## START Data to use
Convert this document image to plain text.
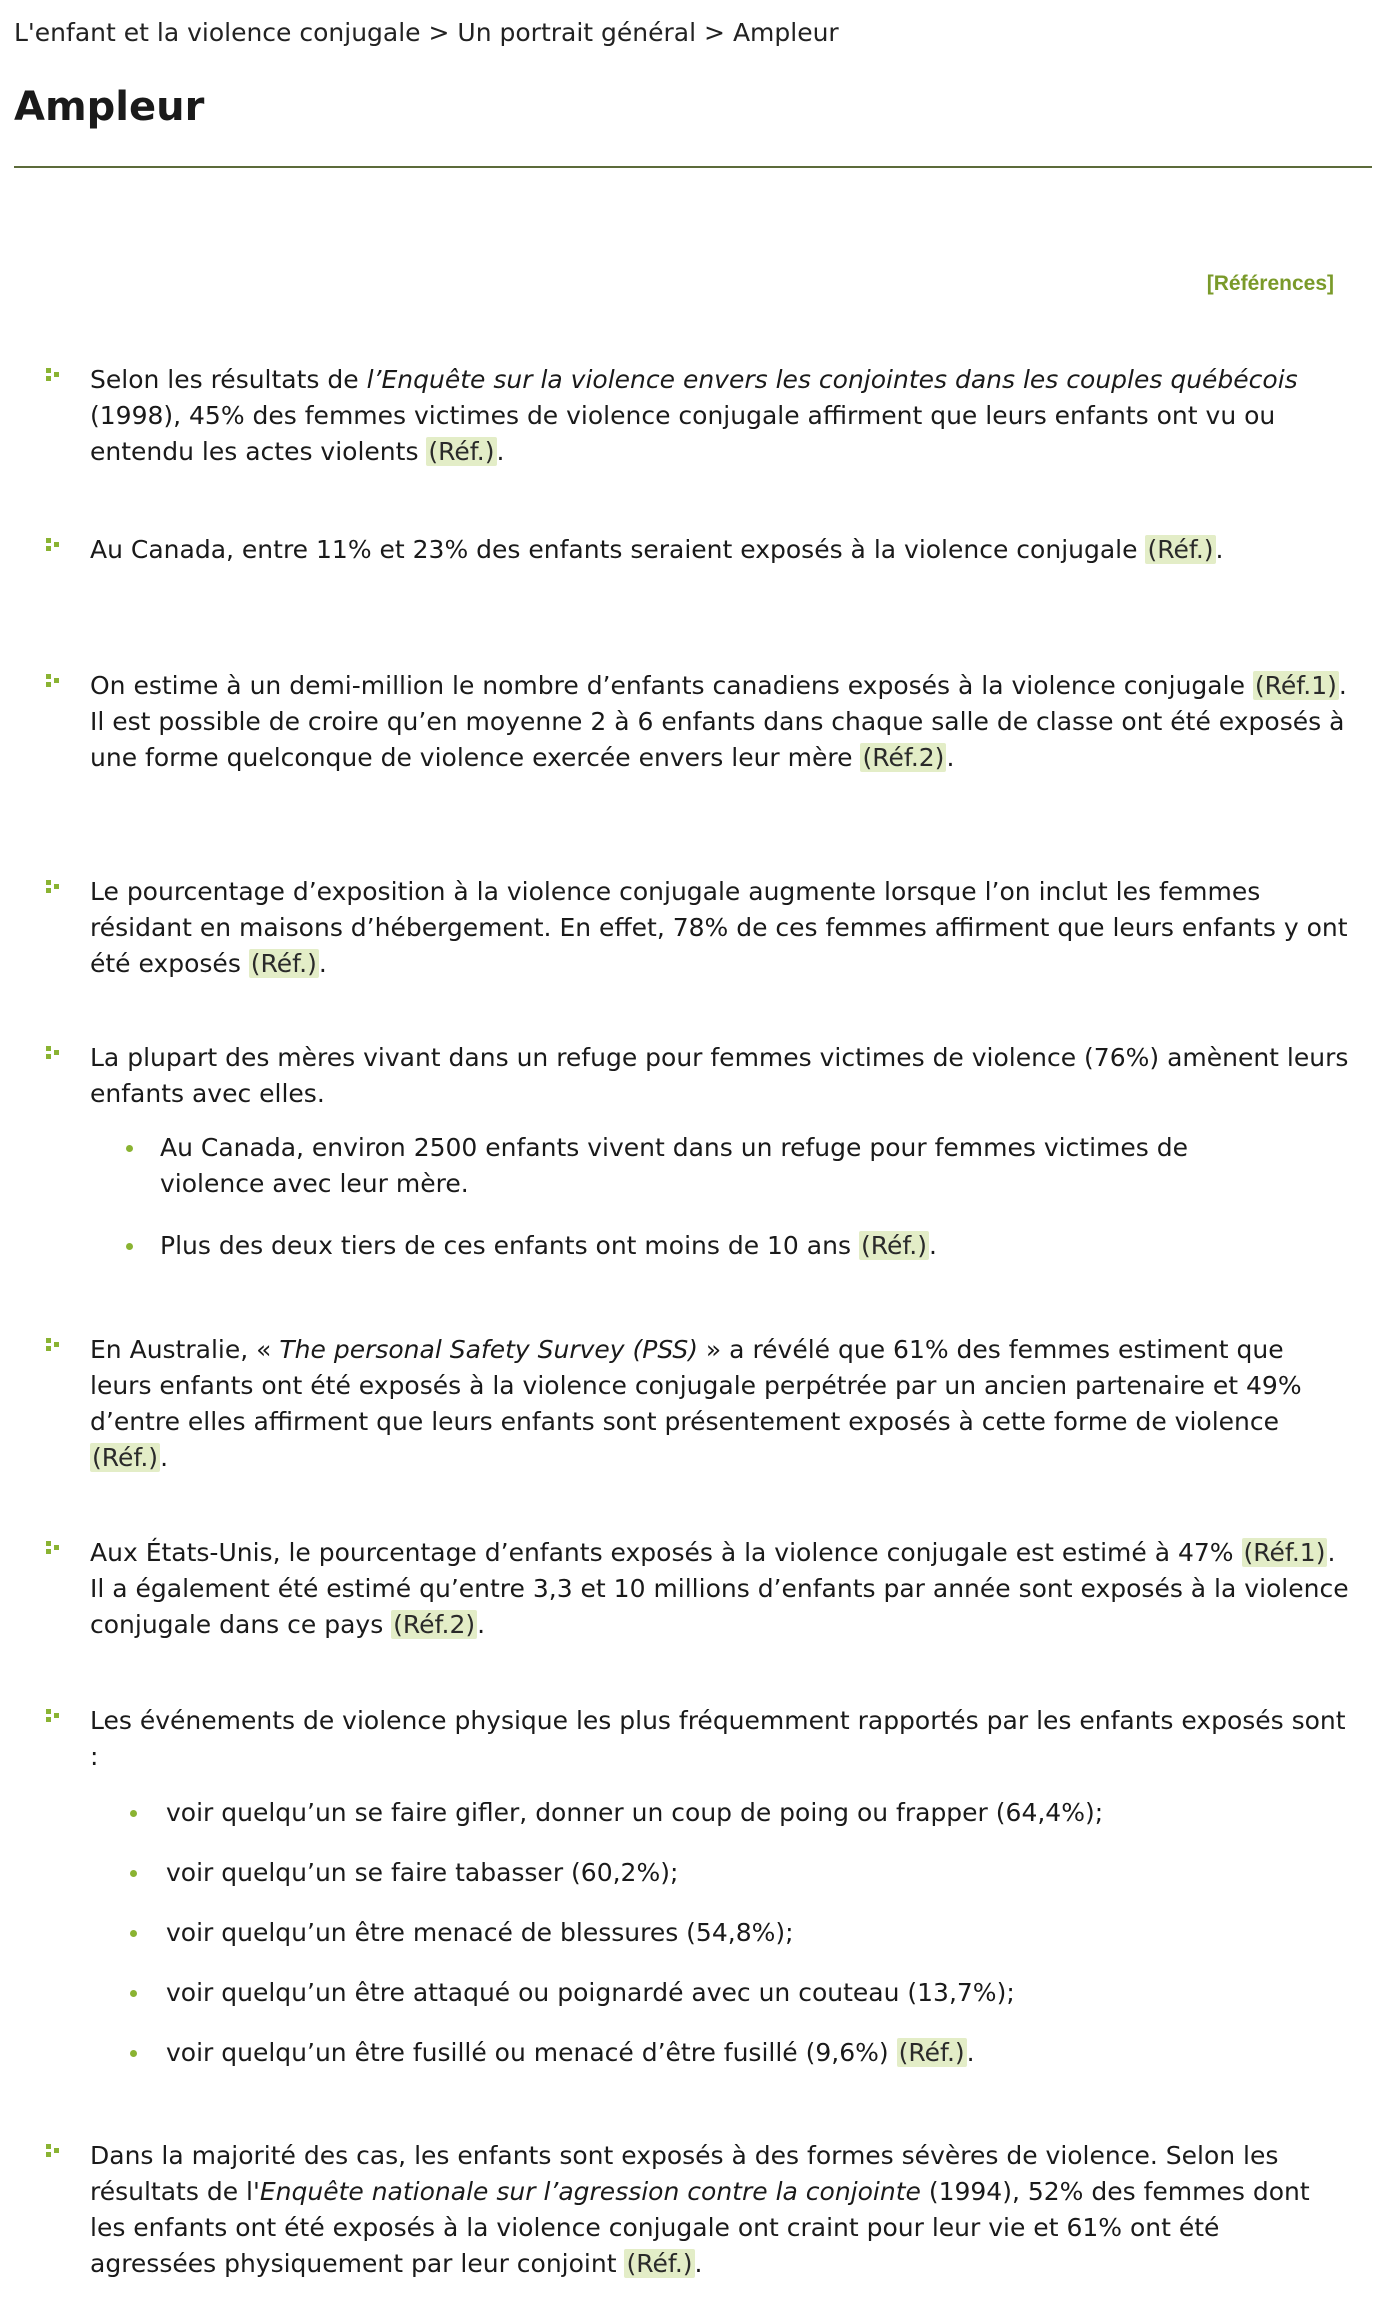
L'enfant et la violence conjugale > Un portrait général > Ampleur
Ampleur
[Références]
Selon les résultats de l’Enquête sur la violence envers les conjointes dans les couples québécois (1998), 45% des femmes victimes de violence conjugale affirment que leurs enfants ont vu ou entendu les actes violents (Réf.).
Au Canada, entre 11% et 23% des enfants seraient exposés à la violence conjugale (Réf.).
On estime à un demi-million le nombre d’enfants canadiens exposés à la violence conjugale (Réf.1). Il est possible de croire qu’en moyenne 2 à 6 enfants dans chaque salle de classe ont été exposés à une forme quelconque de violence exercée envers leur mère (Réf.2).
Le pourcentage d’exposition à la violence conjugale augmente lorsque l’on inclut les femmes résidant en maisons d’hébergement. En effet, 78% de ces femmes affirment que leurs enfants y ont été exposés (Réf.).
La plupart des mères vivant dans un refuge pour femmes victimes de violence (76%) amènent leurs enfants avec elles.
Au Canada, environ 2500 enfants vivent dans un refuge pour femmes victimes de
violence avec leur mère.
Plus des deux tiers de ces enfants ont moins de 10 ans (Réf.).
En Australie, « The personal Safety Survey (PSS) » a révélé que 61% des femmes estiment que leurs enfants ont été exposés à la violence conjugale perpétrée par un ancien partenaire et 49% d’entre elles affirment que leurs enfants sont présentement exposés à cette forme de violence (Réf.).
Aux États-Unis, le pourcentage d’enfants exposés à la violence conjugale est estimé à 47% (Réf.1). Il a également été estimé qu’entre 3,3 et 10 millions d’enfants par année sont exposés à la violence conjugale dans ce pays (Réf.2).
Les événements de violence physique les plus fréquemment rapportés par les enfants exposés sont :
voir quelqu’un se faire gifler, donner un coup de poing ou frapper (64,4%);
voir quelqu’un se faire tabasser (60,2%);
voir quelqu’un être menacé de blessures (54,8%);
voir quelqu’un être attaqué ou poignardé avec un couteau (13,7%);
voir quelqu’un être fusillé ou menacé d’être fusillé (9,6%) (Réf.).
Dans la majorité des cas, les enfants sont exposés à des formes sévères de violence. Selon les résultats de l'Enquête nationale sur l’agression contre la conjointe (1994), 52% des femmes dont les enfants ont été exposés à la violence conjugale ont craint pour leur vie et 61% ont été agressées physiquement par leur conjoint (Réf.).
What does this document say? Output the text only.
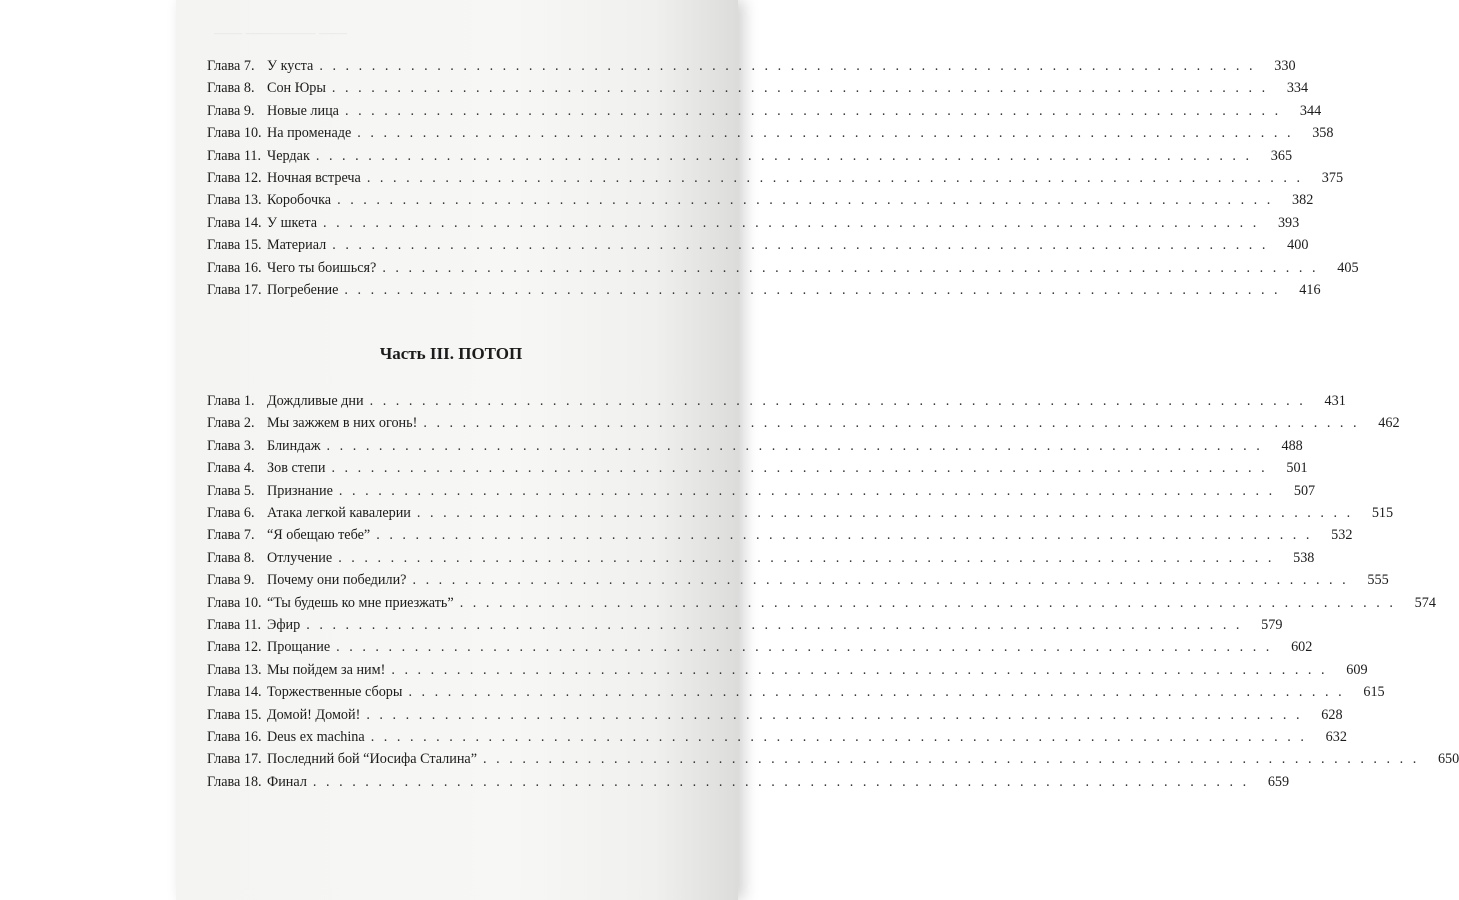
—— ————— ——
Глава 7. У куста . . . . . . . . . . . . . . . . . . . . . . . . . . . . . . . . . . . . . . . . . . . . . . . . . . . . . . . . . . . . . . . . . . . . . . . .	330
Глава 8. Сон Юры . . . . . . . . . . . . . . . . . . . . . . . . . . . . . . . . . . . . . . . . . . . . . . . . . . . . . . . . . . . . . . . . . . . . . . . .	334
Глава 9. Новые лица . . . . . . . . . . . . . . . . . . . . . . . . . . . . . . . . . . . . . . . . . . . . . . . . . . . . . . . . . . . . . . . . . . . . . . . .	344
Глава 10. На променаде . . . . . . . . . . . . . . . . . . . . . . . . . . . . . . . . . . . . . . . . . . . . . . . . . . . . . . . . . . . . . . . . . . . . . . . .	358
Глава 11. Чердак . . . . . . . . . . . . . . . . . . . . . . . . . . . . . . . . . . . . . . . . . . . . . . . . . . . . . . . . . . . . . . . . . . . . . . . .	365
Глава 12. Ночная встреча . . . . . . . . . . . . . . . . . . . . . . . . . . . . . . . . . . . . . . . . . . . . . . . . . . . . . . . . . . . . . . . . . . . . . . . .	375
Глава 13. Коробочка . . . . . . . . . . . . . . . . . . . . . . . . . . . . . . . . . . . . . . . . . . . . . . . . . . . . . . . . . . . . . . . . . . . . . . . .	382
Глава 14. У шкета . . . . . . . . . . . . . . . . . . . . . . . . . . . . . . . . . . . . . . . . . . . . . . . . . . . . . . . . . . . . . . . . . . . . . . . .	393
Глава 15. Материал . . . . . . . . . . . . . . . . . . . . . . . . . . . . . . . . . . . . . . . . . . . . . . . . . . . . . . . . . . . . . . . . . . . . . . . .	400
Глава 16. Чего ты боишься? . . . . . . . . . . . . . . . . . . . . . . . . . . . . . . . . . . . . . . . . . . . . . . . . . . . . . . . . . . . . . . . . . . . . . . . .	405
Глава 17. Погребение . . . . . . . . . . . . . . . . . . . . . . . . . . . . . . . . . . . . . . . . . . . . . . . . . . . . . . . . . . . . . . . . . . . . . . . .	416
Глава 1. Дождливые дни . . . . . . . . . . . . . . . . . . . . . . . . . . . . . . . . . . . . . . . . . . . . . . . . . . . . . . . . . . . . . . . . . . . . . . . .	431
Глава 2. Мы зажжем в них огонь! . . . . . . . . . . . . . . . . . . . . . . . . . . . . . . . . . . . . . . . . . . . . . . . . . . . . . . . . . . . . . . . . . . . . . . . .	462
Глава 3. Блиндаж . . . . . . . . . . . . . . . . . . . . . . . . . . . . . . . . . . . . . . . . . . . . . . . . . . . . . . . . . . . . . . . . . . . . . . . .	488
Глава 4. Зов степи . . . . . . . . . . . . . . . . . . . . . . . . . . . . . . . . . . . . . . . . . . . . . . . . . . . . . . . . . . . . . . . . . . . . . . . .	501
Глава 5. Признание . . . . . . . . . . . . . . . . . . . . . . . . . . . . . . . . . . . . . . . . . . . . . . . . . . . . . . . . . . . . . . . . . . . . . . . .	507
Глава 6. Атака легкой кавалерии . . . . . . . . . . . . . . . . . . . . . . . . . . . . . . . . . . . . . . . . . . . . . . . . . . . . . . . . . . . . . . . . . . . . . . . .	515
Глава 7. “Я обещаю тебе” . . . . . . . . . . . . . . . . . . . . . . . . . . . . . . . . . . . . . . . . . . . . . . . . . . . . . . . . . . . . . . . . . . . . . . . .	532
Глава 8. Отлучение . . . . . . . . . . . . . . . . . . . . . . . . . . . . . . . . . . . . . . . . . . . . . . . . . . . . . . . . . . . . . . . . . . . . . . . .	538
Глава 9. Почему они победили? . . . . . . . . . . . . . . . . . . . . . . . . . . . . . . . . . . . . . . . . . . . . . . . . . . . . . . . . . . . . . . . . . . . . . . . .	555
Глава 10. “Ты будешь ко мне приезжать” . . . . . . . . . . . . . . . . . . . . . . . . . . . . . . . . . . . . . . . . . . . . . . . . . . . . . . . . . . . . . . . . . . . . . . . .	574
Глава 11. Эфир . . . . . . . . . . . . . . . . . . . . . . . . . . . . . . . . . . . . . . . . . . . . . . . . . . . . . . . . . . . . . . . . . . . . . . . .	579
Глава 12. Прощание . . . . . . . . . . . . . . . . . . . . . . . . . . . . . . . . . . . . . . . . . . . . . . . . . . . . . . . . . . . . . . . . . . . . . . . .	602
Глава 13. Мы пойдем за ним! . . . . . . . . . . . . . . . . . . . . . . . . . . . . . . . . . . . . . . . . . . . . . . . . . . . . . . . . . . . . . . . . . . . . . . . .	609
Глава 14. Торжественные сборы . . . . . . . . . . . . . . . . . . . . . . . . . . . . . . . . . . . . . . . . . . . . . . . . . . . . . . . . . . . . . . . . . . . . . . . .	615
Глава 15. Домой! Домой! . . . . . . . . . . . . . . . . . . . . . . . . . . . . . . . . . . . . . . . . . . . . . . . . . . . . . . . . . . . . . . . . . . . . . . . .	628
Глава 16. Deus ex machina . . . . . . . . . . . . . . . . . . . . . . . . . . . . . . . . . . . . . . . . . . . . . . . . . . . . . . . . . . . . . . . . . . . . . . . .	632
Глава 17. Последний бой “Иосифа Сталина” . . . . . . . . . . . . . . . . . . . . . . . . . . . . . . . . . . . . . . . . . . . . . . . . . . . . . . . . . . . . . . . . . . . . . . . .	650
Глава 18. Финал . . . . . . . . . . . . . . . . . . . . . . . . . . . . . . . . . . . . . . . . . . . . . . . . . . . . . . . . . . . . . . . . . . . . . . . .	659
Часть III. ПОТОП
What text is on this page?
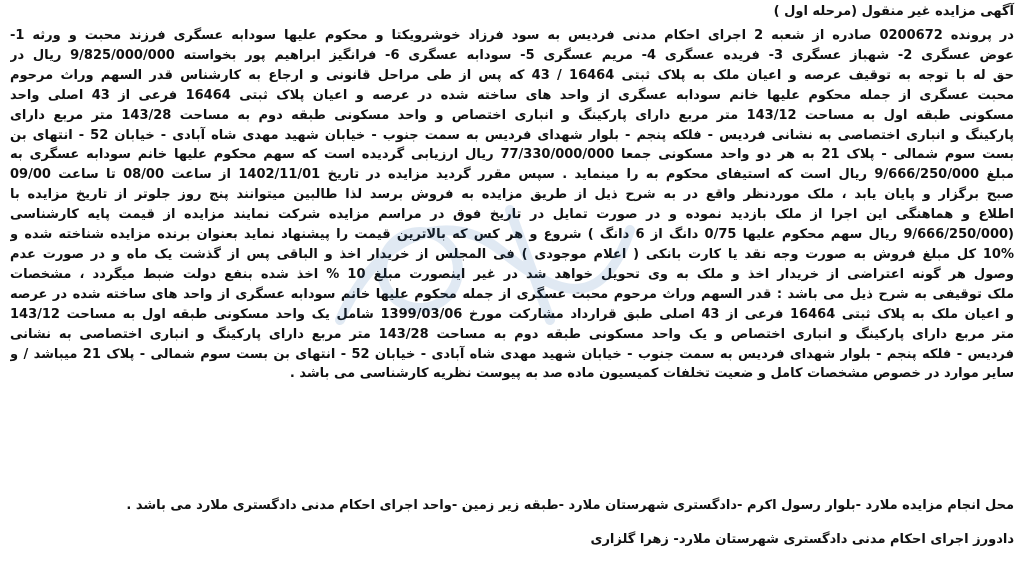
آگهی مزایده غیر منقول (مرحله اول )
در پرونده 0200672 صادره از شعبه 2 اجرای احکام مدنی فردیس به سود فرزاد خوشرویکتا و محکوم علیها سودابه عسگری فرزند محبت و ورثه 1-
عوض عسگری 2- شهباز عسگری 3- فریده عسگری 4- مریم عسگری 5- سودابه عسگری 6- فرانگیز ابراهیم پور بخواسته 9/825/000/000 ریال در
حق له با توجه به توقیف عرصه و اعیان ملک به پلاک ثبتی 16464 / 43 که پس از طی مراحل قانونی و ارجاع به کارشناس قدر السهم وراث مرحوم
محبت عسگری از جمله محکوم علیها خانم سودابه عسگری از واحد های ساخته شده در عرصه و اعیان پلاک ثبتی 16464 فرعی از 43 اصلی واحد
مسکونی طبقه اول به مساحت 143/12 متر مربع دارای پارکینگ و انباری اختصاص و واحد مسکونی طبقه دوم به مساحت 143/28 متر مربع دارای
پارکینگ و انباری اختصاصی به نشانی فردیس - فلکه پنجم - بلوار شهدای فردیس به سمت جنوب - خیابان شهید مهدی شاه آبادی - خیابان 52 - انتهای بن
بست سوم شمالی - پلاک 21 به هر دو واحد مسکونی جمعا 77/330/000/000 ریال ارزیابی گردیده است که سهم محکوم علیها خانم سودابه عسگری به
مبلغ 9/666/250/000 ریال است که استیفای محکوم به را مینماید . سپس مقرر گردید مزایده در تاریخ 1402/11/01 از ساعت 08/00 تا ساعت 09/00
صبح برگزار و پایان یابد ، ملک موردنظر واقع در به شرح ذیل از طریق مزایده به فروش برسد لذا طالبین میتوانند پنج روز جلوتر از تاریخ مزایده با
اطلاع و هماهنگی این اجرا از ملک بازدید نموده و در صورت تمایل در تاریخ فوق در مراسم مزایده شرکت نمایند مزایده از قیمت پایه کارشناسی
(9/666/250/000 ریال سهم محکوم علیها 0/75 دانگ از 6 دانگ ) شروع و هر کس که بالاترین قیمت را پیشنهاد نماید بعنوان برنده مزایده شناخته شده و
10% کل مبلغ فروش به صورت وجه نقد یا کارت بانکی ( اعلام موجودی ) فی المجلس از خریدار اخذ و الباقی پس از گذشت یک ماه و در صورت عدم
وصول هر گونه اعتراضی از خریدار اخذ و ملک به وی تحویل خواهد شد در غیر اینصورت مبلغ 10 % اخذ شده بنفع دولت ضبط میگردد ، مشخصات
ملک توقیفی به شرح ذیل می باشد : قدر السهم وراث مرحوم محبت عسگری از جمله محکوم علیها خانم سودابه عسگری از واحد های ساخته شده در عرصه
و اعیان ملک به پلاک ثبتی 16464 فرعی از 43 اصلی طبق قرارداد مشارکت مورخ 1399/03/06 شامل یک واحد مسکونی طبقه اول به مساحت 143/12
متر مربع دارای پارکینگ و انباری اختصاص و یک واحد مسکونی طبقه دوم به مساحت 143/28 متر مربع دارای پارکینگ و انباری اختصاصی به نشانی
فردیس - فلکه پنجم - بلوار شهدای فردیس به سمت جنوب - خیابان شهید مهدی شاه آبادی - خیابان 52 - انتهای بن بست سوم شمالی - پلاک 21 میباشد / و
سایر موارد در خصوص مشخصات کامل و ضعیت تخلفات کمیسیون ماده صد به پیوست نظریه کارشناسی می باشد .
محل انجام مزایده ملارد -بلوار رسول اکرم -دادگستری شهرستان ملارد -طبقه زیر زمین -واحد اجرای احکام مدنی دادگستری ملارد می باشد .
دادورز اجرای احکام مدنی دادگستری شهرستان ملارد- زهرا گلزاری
## END Data to use
### Your instructions
From the listing above, collect every line that mentions the word "خانم".

### Finished answer
محبت عسگری از جمله محکوم علیها خانم سودابه عسگری از واحد های ساخته شده در عرصه و اعیان پلاک ثبتی 16464 فرعی از 43 اصلی واحد
بست سوم شمالی - پلاک 21 به هر دو واحد مسکونی جمعا 77/330/000/000 ریال ارزیابی گردیده است که سهم محکوم علیها خانم سودابه عسگری به
ملک توقیفی به شرح ذیل می باشد : قدر السهم وراث مرحوم محبت عسگری از جمله محکوم علیها خانم سودابه عسگری از واحد های ساخته شده در عرصه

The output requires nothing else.